### What is needed
Reproduce exactly the lines from the one that holds "Output a JSON" through the last line of the entries, both ends included, but not the pictures.

Figure dataset records:
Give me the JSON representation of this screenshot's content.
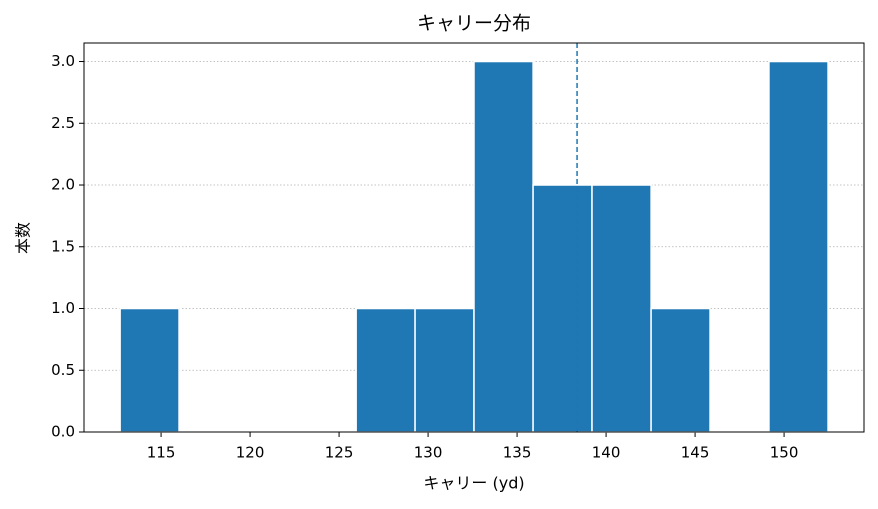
{
  "chart_data": {
    "type": "histogram",
    "title": "キャリー分布",
    "x_label": "キャリー (yd)",
    "y_label": "本数",
    "bins": [
      112.7,
      116.01,
      119.33,
      122.64,
      125.96,
      129.27,
      132.58,
      135.9,
      139.21,
      142.53,
      145.84,
      149.15,
      152.47
    ],
    "values": [
      1,
      0,
      0,
      0,
      1,
      1,
      3,
      2,
      2,
      1,
      0,
      3
    ],
    "color": "#1f77b4",
    "reference_line": 138.37,
    "xlim": [
      110.67,
      154.49
    ],
    "xticks": [
      115,
      120,
      125,
      130,
      135,
      140,
      145,
      150
    ],
    "ylim": [
      0,
      3.15
    ],
    "yticks": [
      {
        "value": 0,
        "label": "0.0"
      },
      {
        "value": 0.5,
        "label": "0.5"
      },
      {
        "value": 1,
        "label": "1.0"
      },
      {
        "value": 1.5,
        "label": "1.5"
      },
      {
        "value": 2,
        "label": "2.0"
      },
      {
        "value": 2.5,
        "label": "2.5"
      },
      {
        "value": 3,
        "label": "3.0"
      }
    ],
    "grid": true
  }
}
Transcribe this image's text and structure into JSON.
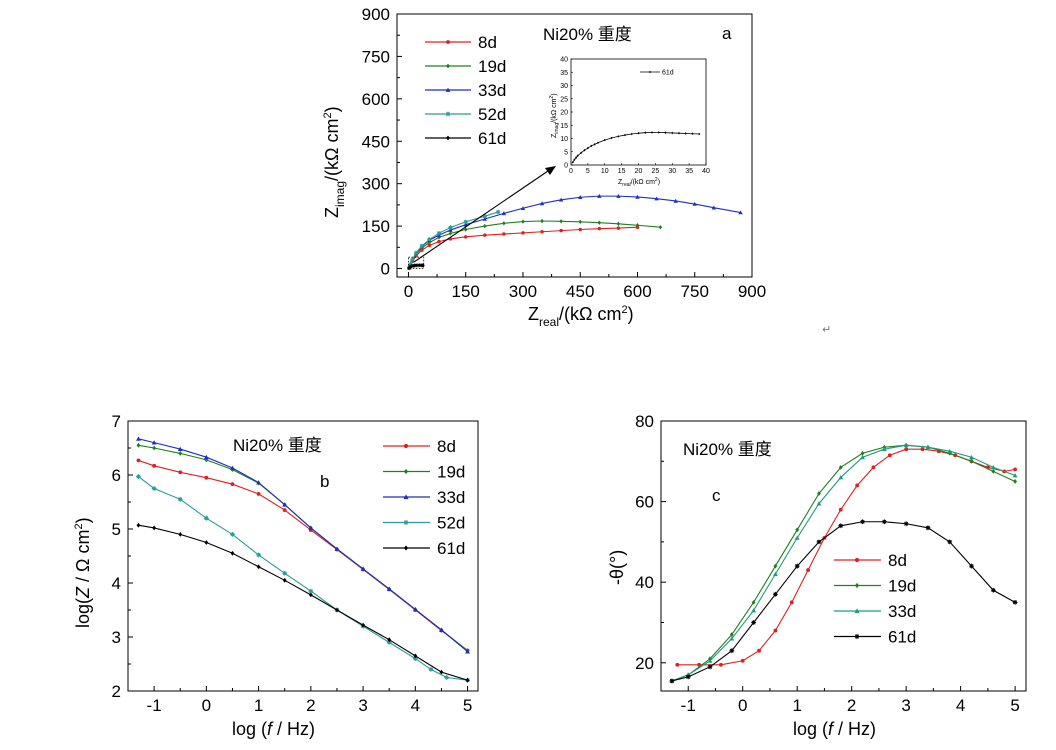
{
  "chart_data": [
    {
      "id": "a",
      "type": "line",
      "panel_label": "a",
      "annotation": "Ni20% 重度",
      "xlabel_main": "Z",
      "xlabel_sub": "real",
      "xlabel_unit": "/(kΩ cm",
      "xlabel_sup": "2",
      "xlabel_close": ")",
      "ylabel_main": "Z",
      "ylabel_sub": "imag",
      "ylabel_unit": "/(kΩ cm",
      "ylabel_sup": "2",
      "ylabel_close": ")",
      "xlim": [
        -30,
        900
      ],
      "ylim": [
        -30,
        900
      ],
      "xticks": [
        "0",
        "150",
        "300",
        "450",
        "600",
        "750",
        "900"
      ],
      "yticks": [
        "0",
        "150",
        "300",
        "450",
        "600",
        "750",
        "900"
      ],
      "series": [
        {
          "name": "8d",
          "color": "#e02020",
          "marker": "dot",
          "x": [
            2,
            5,
            10,
            20,
            35,
            55,
            80,
            110,
            150,
            200,
            250,
            300,
            350,
            400,
            450,
            500,
            550,
            600
          ],
          "y": [
            2,
            10,
            25,
            45,
            65,
            82,
            95,
            105,
            112,
            118,
            122,
            126,
            130,
            134,
            138,
            141,
            143,
            146
          ]
        },
        {
          "name": "19d",
          "color": "#208020",
          "marker": "diamond",
          "x": [
            2,
            5,
            10,
            20,
            35,
            55,
            80,
            110,
            150,
            200,
            250,
            300,
            350,
            400,
            450,
            500,
            550,
            600,
            660
          ],
          "y": [
            2,
            12,
            28,
            50,
            72,
            92,
            110,
            124,
            138,
            150,
            160,
            166,
            168,
            167,
            165,
            162,
            158,
            153,
            146
          ]
        },
        {
          "name": "33d",
          "color": "#1f2fc0",
          "marker": "triangle",
          "x": [
            2,
            5,
            10,
            20,
            35,
            55,
            80,
            110,
            150,
            200,
            250,
            300,
            350,
            400,
            450,
            500,
            550,
            600,
            650,
            700,
            750,
            800,
            870
          ],
          "y": [
            2,
            15,
            30,
            55,
            78,
            100,
            118,
            136,
            155,
            175,
            195,
            213,
            230,
            243,
            252,
            256,
            256,
            253,
            247,
            239,
            228,
            215,
            198
          ]
        },
        {
          "name": "52d",
          "color": "#2a9a9a",
          "marker": "star",
          "x": [
            2,
            5,
            10,
            20,
            35,
            55,
            80,
            110,
            150,
            200,
            235
          ],
          "y": [
            2,
            14,
            30,
            55,
            80,
            103,
            125,
            145,
            165,
            185,
            200
          ]
        },
        {
          "name": "61d",
          "color": "#000000",
          "marker": "diamond",
          "x": [
            1,
            3,
            5,
            8,
            12,
            16,
            20,
            25,
            30,
            35,
            38
          ],
          "y": [
            2,
            4,
            6,
            8,
            9.5,
            10.5,
            11,
            11.5,
            11.5,
            11.3,
            11
          ]
        }
      ],
      "inset": {
        "legend": "61d",
        "xlabel_main": "Z",
        "xlabel_sub": "real",
        "xlabel_unit": "/(kΩ cm",
        "xlabel_sup": "2",
        "xlabel_close": ")",
        "ylabel_main": "Z",
        "ylabel_sub": "imag",
        "ylabel_unit": "/(kΩ cm",
        "ylabel_sup": "2",
        "ylabel_close": ")",
        "xlim": [
          0,
          40
        ],
        "ylim": [
          0,
          40
        ],
        "xticks": [
          "0",
          "5",
          "10",
          "15",
          "20",
          "25",
          "30",
          "35",
          "40"
        ],
        "yticks": [
          "0",
          "5",
          "10",
          "15",
          "20",
          "25",
          "30",
          "35",
          "40"
        ],
        "x": [
          0.5,
          1,
          1.5,
          2,
          3,
          4,
          5,
          6,
          7,
          8,
          10,
          12,
          14,
          16,
          18,
          20,
          22,
          24,
          26,
          28,
          30,
          32,
          34,
          36,
          38
        ],
        "y": [
          1,
          2,
          2.8,
          3.5,
          4.6,
          5.6,
          6.4,
          7.2,
          7.8,
          8.4,
          9.4,
          10.2,
          10.8,
          11.3,
          11.7,
          12,
          12.2,
          12.3,
          12.3,
          12.2,
          12.1,
          12,
          11.9,
          11.8,
          11.7
        ]
      }
    },
    {
      "id": "b",
      "type": "line",
      "panel_label": "b",
      "annotation": "Ni20%  重度",
      "xlabel_pre": "log (",
      "xlabel_ital": "f",
      "xlabel_post": " / Hz)",
      "ylabel_pre": "log(",
      "ylabel_ital": "Z",
      "ylabel_post": " / Ω cm",
      "ylabel_sup": "2",
      "ylabel_close": ")",
      "xlim": [
        -1.5,
        5.2
      ],
      "ylim": [
        2,
        7
      ],
      "xticks": [
        "-1",
        "0",
        "1",
        "2",
        "3",
        "4",
        "5"
      ],
      "yticks": [
        "2",
        "3",
        "4",
        "5",
        "6",
        "7"
      ],
      "series": [
        {
          "name": "8d",
          "color": "#e02020",
          "marker": "dot",
          "x": [
            -1.3,
            -1,
            -0.5,
            0,
            0.5,
            1,
            1.5,
            2,
            2.5,
            3,
            3.5,
            4,
            4.5,
            5
          ],
          "y": [
            6.27,
            6.17,
            6.05,
            5.95,
            5.83,
            5.65,
            5.35,
            4.98,
            4.62,
            4.25,
            3.88,
            3.5,
            3.12,
            2.75
          ]
        },
        {
          "name": "19d",
          "color": "#208020",
          "marker": "diamond",
          "x": [
            -1.3,
            -1,
            -0.5,
            0,
            0.5,
            1,
            1.5,
            2,
            2.5,
            3,
            3.5,
            4,
            4.5,
            5
          ],
          "y": [
            6.55,
            6.5,
            6.4,
            6.28,
            6.1,
            5.85,
            5.45,
            5.02,
            4.63,
            4.26,
            3.89,
            3.51,
            3.13,
            2.75
          ]
        },
        {
          "name": "33d",
          "color": "#1f2fc0",
          "marker": "triangle",
          "x": [
            -1.3,
            -1,
            -0.5,
            0,
            0.5,
            1,
            1.5,
            2,
            2.5,
            3,
            3.5,
            4,
            4.5,
            5
          ],
          "y": [
            6.67,
            6.6,
            6.48,
            6.33,
            6.13,
            5.86,
            5.45,
            5.02,
            4.63,
            4.26,
            3.89,
            3.51,
            3.13,
            2.73
          ]
        },
        {
          "name": "52d",
          "color": "#2a9a9a",
          "marker": "star",
          "x": [
            -1.3,
            -1,
            -0.5,
            0,
            0.5,
            1,
            1.5,
            2,
            2.5,
            3,
            3.5,
            4,
            4.3,
            4.6,
            5
          ],
          "y": [
            5.97,
            5.75,
            5.55,
            5.2,
            4.9,
            4.52,
            4.18,
            3.85,
            3.5,
            3.2,
            2.9,
            2.6,
            2.4,
            2.25,
            2.2
          ]
        },
        {
          "name": "61d",
          "color": "#000000",
          "marker": "diamond",
          "x": [
            -1.3,
            -1,
            -0.5,
            0,
            0.5,
            1,
            1.5,
            2,
            2.5,
            3,
            3.5,
            4,
            4.5,
            5
          ],
          "y": [
            5.07,
            5.02,
            4.9,
            4.75,
            4.55,
            4.3,
            4.05,
            3.78,
            3.5,
            3.22,
            2.95,
            2.65,
            2.35,
            2.2
          ]
        }
      ]
    },
    {
      "id": "c",
      "type": "line",
      "panel_label": "c",
      "annotation": "Ni20%  重度",
      "xlabel_pre": "log (",
      "xlabel_ital": "f",
      "xlabel_post": " / Hz)",
      "ylabel": "-θ(°)",
      "xlim": [
        -1.5,
        5.2
      ],
      "ylim": [
        13,
        80
      ],
      "xticks": [
        "-1",
        "0",
        "1",
        "2",
        "3",
        "4",
        "5"
      ],
      "yticks": [
        "20",
        "40",
        "60",
        "80"
      ],
      "series": [
        {
          "name": "8d",
          "color": "#e02020",
          "marker": "dot",
          "x": [
            -1.2,
            -0.8,
            -0.4,
            0,
            0.3,
            0.6,
            0.9,
            1.2,
            1.5,
            1.8,
            2.1,
            2.4,
            2.7,
            3,
            3.3,
            3.6,
            3.9,
            4.2,
            4.5,
            4.8,
            5
          ],
          "y": [
            19.5,
            19.5,
            19.5,
            20.5,
            23,
            28,
            35,
            43,
            51,
            58,
            64,
            68.5,
            71.5,
            73,
            73,
            72.5,
            71.5,
            70,
            68.5,
            67.5,
            68
          ]
        },
        {
          "name": "19d",
          "color": "#208020",
          "marker": "diamond",
          "x": [
            -1.3,
            -1,
            -0.6,
            -0.2,
            0.2,
            0.6,
            1,
            1.4,
            1.8,
            2.2,
            2.6,
            3,
            3.4,
            3.8,
            4.2,
            4.6,
            5
          ],
          "y": [
            15.5,
            17,
            21,
            27,
            35,
            44,
            53,
            62,
            68.5,
            72,
            73.5,
            74,
            73.5,
            72,
            70,
            67.5,
            65
          ]
        },
        {
          "name": "33d",
          "color": "#1f9a80",
          "marker": "triangle",
          "x": [
            -1.3,
            -1,
            -0.6,
            -0.2,
            0.2,
            0.6,
            1,
            1.4,
            1.8,
            2.2,
            2.6,
            3,
            3.4,
            3.8,
            4.2,
            4.6,
            5
          ],
          "y": [
            15.5,
            17,
            20.5,
            26,
            33,
            42,
            51,
            59.5,
            66,
            71,
            73,
            74,
            73.5,
            72.5,
            71,
            68.5,
            66.5
          ]
        },
        {
          "name": "61d",
          "color": "#000000",
          "marker": "star",
          "x": [
            -1.3,
            -1,
            -0.6,
            -0.2,
            0.2,
            0.6,
            1,
            1.4,
            1.8,
            2.2,
            2.6,
            3,
            3.4,
            3.8,
            4.2,
            4.6,
            5
          ],
          "y": [
            15.5,
            16.5,
            19,
            23,
            30,
            37,
            44,
            50,
            54,
            55,
            55,
            54.5,
            53.5,
            50,
            44,
            38,
            35
          ]
        }
      ]
    }
  ],
  "stray_mark": "↵"
}
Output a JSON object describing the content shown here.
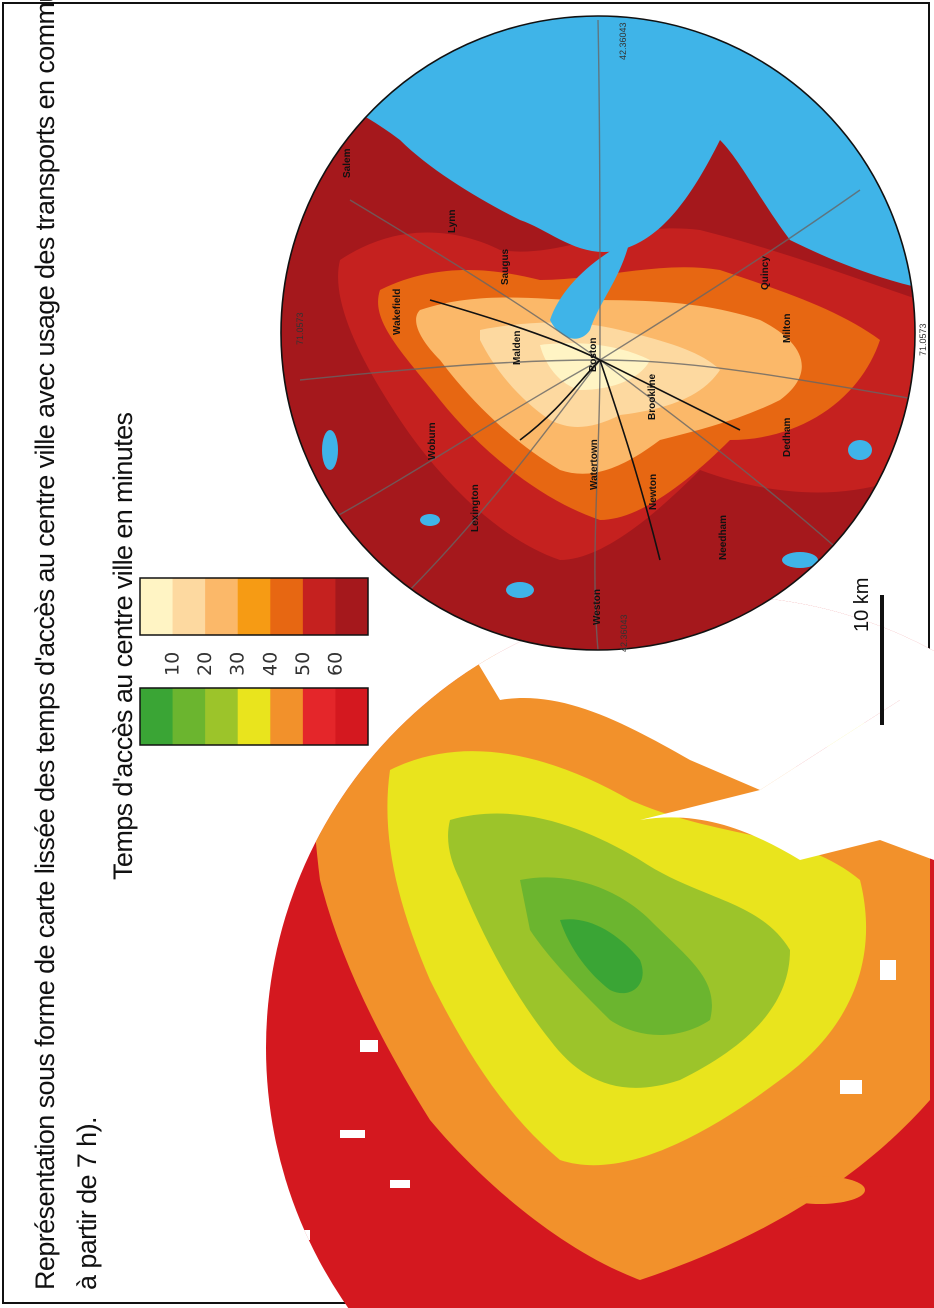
{
  "title": {
    "line1": "Représentation sous forme de carte lissée des temps d'accès au centre ville  avec usage des transports en commun (départ",
    "line2": "à partir de 7 h)."
  },
  "legend": {
    "title": "Temps d'accès au centre ville en minutes",
    "ticks": [
      "10",
      "20",
      "30",
      "40",
      "50",
      "60"
    ],
    "green_scale_colors": [
      "#3aa535",
      "#6bb52f",
      "#9cc42a",
      "#e9e41d",
      "#f2912b",
      "#e4262a",
      "#d4181f"
    ],
    "warm_scale_colors": [
      "#fff4c4",
      "#fdd9a0",
      "#fbb869",
      "#f69b14",
      "#e76712",
      "#c5211f",
      "#a5181c"
    ]
  },
  "scale_bar": {
    "label": "10 km"
  },
  "map_right": {
    "towns": [
      "Salem",
      "Lynn",
      "Saugus",
      "Wakefield",
      "Malden",
      "Boston",
      "Quincy",
      "Milton",
      "Brookline",
      "Woburn",
      "Lexington",
      "Watertown",
      "Newton",
      "Dedham",
      "Needham",
      "Weston"
    ],
    "coordinates": [
      "42.36043",
      "71.0573",
      "42.36043",
      "71.0573"
    ],
    "water_color": "#3fb4e8"
  },
  "map_left": {
    "water_color": "#ffffff"
  }
}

### Response for this exercise
Output a JSON object describing the content shown here.
{
  "title": {
    "line1": "Représentation sous forme de carte lissée des temps d'accès au centre ville  avec usage des transports en commun (départ",
    "line2": "à partir de 7 h)."
  },
  "legend": {
    "title": "Temps d'accès au centre ville en minutes",
    "ticks": [
      "10",
      "20",
      "30",
      "40",
      "50",
      "60"
    ],
    "green_scale_colors": [
      "#3aa535",
      "#6bb52f",
      "#9cc42a",
      "#e9e41d",
      "#f2912b",
      "#e4262a",
      "#d4181f"
    ],
    "warm_scale_colors": [
      "#fff4c4",
      "#fdd9a0",
      "#fbb869",
      "#f69b14",
      "#e76712",
      "#c5211f",
      "#a5181c"
    ]
  },
  "scale_bar": {
    "label": "10 km"
  },
  "map_right": {
    "towns": [
      "Salem",
      "Lynn",
      "Saugus",
      "Wakefield",
      "Malden",
      "Boston",
      "Quincy",
      "Milton",
      "Brookline",
      "Woburn",
      "Lexington",
      "Watertown",
      "Newton",
      "Dedham",
      "Needham",
      "Weston"
    ],
    "coordinates": [
      "42.36043",
      "71.0573",
      "42.36043",
      "71.0573"
    ],
    "water_color": "#3fb4e8"
  },
  "map_left": {
    "water_color": "#ffffff"
  }
}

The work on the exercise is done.